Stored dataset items
▬▬▬▬▬▬
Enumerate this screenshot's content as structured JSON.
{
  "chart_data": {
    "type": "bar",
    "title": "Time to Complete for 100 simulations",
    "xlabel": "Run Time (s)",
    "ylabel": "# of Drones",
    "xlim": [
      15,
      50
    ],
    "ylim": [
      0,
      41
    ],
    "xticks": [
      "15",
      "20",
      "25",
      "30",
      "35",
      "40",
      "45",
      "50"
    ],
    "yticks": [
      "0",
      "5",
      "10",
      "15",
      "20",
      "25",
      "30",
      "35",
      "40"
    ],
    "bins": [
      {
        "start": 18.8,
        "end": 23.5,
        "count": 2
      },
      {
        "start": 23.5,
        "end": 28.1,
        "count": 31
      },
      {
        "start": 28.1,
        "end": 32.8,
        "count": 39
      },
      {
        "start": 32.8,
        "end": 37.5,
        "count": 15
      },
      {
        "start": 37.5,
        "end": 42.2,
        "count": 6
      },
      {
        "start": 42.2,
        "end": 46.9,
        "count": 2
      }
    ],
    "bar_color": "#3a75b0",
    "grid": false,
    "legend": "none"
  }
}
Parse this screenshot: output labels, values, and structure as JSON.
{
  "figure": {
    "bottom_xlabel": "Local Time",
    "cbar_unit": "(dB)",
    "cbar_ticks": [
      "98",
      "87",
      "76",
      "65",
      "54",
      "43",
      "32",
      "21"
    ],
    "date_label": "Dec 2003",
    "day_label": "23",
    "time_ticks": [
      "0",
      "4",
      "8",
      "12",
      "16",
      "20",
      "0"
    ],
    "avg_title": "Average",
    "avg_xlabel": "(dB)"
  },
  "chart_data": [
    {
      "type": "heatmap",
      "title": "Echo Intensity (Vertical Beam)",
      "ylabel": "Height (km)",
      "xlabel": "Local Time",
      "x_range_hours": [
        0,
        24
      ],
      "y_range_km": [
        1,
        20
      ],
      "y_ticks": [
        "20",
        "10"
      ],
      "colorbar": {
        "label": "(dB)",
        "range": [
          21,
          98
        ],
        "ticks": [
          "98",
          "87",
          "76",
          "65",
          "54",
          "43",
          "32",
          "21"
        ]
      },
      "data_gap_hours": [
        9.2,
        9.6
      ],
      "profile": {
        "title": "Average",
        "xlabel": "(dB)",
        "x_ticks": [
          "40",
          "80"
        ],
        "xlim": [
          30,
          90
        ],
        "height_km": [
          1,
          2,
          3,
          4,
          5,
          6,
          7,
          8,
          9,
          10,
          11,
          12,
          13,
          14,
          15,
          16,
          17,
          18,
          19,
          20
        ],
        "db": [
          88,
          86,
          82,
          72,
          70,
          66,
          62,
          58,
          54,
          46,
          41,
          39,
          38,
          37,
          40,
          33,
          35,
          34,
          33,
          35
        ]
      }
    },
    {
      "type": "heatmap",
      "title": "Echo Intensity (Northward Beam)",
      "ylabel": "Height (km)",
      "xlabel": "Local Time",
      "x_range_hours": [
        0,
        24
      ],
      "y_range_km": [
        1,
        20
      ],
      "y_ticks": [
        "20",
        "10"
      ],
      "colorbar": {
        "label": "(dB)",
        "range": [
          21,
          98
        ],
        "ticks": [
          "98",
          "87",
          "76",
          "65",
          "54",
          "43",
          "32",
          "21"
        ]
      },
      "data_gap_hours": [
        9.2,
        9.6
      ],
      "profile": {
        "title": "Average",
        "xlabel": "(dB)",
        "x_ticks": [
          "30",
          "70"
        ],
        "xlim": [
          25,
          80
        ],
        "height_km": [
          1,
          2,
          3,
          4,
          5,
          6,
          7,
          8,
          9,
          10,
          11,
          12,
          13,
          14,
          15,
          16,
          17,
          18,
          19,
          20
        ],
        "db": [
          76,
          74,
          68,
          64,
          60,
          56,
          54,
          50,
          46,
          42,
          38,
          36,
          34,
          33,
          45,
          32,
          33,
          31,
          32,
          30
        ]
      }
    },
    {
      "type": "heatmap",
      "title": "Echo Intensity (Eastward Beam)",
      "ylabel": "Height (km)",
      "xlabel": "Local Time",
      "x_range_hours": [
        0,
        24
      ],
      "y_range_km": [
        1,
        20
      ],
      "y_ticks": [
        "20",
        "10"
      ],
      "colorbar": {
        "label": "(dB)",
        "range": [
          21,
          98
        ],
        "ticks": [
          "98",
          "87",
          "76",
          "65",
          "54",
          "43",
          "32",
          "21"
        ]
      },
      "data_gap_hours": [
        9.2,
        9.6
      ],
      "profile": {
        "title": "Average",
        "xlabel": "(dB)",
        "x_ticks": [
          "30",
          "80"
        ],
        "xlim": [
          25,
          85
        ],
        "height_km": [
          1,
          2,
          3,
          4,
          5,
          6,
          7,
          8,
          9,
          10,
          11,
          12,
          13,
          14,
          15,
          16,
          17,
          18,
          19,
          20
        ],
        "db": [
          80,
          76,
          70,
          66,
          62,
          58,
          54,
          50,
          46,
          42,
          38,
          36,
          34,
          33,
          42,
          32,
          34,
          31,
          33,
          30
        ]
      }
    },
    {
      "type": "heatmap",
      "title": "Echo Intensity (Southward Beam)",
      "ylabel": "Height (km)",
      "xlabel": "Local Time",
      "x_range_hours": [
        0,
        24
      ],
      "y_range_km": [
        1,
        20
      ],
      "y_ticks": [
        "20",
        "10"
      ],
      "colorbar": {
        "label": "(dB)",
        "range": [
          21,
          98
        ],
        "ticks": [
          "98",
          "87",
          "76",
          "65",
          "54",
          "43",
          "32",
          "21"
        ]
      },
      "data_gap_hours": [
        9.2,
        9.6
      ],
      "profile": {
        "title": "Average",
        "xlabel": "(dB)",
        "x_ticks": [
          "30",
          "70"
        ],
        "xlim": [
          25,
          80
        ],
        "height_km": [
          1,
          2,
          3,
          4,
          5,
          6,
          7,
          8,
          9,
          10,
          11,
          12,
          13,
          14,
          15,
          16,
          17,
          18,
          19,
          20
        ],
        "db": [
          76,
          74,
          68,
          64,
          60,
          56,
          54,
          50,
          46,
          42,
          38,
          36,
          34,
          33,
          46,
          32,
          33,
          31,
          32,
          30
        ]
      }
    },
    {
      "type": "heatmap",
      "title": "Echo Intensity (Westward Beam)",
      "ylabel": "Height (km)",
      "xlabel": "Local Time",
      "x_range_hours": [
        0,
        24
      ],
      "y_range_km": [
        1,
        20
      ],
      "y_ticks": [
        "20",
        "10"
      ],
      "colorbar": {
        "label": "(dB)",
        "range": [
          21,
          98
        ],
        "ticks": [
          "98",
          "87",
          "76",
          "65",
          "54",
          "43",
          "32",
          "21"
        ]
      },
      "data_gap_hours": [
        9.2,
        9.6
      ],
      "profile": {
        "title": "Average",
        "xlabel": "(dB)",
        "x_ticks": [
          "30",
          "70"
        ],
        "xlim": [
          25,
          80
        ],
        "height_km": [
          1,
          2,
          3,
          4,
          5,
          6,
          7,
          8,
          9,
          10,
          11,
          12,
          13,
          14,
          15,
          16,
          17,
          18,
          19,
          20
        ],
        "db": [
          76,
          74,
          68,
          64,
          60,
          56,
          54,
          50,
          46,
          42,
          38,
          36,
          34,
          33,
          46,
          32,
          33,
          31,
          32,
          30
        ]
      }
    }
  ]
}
▬▬▬▬▬▬
**Task description**.
Lines that hold "start" are the ones to copy; find all of them.

**Solution below**.
        "start": 18.8,
        "start": 23.5,
        "start": 28.1,
        "start": 32.8,
        "start": 37.5,
        "start": 42.2,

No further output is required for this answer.